[START Data shown]

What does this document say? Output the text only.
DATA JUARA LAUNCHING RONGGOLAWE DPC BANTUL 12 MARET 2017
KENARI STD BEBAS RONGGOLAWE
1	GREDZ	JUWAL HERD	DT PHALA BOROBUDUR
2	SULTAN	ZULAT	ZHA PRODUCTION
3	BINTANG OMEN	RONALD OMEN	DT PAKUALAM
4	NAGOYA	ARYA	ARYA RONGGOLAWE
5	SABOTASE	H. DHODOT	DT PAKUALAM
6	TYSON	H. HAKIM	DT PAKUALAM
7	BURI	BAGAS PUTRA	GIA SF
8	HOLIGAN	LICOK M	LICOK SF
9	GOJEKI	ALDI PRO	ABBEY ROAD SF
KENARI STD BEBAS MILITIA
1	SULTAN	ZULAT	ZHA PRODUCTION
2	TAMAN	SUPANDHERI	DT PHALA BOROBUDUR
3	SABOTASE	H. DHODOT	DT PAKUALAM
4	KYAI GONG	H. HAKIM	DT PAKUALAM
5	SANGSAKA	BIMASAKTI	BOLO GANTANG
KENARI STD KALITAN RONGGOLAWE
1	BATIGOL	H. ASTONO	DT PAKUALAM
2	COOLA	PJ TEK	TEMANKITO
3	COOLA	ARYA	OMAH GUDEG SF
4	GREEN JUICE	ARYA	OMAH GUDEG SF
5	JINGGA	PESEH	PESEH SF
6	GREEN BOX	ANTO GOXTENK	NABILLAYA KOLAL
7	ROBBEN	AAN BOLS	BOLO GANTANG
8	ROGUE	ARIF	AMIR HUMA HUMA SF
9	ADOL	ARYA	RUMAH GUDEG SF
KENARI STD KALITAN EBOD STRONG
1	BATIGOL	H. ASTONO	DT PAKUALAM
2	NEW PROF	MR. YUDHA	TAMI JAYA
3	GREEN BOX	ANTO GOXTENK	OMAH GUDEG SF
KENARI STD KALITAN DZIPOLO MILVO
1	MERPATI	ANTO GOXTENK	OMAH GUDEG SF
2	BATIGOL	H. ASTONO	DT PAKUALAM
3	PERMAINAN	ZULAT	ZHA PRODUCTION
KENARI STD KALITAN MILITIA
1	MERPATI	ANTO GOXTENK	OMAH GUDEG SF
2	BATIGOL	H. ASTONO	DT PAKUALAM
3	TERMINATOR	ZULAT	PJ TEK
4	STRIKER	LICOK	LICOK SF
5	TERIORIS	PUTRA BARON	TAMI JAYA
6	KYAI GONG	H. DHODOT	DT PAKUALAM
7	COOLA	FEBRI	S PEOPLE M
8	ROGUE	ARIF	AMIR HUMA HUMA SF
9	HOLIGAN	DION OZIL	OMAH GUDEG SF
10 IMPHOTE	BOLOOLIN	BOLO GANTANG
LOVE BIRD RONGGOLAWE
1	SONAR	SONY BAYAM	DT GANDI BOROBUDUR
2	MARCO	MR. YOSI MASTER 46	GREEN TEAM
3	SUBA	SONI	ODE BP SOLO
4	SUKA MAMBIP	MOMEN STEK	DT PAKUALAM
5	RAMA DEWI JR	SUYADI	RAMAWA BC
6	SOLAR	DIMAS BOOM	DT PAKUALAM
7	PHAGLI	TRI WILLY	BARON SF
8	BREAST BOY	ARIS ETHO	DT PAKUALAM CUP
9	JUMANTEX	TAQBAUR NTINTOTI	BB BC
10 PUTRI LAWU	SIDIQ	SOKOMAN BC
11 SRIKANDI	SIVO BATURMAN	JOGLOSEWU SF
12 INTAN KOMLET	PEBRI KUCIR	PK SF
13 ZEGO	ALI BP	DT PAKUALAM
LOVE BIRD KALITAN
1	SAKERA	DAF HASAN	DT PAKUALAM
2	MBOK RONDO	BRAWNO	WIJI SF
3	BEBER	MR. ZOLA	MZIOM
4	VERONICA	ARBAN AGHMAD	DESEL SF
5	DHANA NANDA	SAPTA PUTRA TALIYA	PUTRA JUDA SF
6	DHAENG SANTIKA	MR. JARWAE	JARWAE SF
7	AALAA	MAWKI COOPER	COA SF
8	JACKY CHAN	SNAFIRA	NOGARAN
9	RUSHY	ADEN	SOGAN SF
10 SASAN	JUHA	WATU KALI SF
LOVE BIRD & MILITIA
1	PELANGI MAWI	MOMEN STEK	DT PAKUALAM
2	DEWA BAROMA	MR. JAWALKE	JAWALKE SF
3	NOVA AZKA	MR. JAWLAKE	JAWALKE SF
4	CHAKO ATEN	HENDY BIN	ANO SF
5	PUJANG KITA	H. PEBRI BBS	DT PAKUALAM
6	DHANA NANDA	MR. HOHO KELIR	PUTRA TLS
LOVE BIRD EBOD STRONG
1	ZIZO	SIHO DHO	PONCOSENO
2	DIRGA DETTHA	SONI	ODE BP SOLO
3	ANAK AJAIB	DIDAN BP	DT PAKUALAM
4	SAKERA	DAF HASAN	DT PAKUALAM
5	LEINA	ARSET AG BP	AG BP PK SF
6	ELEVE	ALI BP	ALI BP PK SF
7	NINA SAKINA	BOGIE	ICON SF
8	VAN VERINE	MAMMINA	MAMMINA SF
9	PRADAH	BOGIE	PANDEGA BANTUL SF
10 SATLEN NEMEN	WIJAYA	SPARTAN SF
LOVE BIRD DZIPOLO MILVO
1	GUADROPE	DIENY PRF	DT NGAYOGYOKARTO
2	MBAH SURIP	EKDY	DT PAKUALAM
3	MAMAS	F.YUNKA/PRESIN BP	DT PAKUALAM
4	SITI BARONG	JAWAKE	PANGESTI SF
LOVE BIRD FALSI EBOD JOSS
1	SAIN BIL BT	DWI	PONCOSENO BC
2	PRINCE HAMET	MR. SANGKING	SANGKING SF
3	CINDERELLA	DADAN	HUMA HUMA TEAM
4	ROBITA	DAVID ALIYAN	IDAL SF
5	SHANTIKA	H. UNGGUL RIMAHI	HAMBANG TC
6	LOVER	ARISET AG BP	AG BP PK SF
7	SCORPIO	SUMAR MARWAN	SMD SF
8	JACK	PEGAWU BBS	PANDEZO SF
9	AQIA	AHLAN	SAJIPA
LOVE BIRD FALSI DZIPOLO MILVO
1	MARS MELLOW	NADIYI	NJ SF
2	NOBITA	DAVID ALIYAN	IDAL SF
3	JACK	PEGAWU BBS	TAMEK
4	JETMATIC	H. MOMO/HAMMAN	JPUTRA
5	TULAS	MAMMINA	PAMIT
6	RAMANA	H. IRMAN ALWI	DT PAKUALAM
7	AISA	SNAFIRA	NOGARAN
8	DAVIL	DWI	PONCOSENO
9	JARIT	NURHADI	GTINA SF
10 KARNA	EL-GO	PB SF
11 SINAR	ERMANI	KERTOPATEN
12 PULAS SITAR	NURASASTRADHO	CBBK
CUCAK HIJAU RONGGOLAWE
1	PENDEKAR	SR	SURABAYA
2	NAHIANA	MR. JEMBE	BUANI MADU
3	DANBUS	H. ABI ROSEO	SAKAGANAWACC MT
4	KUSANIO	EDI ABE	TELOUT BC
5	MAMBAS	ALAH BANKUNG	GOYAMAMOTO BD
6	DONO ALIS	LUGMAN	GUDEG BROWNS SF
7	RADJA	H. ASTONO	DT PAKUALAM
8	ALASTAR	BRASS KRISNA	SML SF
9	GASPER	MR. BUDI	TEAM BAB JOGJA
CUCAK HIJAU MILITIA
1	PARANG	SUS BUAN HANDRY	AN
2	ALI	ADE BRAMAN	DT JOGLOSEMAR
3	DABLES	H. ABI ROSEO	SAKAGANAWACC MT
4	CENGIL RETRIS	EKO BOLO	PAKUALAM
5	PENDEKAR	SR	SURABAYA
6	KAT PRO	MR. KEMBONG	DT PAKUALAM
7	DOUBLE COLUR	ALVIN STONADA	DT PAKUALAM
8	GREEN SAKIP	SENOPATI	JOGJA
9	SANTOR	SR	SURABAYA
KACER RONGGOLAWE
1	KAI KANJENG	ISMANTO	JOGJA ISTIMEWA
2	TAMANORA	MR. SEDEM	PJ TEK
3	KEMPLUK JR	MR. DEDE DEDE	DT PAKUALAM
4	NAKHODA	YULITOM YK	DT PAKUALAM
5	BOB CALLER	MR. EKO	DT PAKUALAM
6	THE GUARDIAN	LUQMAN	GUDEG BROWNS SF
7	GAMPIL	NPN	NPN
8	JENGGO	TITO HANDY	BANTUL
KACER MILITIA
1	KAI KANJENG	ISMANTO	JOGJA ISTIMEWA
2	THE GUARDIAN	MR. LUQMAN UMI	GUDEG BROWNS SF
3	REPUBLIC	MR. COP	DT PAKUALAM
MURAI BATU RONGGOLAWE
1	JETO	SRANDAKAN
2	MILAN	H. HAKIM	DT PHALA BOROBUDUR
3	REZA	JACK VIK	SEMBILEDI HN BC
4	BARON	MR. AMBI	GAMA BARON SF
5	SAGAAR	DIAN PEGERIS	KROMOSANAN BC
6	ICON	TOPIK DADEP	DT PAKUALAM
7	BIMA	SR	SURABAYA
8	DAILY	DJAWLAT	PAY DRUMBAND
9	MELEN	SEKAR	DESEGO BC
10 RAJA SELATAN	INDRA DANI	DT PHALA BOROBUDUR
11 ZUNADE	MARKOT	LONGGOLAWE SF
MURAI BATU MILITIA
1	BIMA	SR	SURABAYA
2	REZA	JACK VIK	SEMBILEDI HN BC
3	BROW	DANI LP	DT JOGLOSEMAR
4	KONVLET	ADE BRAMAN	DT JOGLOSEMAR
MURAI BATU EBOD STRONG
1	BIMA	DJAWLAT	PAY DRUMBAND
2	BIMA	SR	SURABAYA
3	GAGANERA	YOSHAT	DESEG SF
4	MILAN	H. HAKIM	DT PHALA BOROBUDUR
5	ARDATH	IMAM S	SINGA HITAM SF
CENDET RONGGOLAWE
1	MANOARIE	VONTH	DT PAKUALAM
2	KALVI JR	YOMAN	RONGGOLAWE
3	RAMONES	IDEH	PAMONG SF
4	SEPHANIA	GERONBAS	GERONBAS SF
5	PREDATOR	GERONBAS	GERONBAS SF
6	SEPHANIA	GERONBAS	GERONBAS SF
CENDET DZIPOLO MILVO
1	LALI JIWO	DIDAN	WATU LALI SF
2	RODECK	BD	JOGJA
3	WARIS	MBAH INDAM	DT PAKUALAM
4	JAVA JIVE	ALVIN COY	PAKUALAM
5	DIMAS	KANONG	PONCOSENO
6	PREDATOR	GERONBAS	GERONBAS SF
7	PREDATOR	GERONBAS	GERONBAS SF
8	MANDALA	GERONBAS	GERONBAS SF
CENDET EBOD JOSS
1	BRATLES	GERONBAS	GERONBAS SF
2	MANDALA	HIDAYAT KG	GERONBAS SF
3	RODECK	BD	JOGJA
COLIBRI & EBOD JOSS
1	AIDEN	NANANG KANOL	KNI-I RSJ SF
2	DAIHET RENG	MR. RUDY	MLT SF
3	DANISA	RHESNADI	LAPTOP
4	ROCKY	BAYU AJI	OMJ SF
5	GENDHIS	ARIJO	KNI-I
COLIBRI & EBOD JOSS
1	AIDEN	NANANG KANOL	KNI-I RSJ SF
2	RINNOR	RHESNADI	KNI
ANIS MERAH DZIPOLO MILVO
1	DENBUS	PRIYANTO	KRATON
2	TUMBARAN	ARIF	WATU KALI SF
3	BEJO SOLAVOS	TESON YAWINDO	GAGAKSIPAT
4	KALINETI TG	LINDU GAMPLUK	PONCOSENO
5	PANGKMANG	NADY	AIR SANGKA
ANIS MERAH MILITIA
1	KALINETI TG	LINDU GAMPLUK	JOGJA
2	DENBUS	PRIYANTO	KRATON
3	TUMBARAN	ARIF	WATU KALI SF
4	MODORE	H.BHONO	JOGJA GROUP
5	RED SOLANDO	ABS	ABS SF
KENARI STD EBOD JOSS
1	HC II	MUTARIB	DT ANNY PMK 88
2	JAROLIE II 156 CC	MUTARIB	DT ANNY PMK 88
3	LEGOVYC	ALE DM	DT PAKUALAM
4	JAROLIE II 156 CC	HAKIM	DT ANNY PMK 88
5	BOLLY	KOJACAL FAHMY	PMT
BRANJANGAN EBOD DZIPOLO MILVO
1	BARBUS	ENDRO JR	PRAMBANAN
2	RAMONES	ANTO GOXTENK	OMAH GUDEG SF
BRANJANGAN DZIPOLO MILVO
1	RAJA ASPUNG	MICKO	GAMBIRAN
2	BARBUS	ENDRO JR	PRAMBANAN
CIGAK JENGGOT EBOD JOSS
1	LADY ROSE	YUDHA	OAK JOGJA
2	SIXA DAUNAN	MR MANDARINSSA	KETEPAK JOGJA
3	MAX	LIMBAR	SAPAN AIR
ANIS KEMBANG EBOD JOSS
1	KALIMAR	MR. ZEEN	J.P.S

[END Data shown]

— Requirements —
Pick out every line holding the string "GAMPLUK" and return it.

— Full output —
4	KALINETI TG	LINDU GAMPLUK	PONCOSENO
1	KALINETI TG	LINDU GAMPLUK	JOGJA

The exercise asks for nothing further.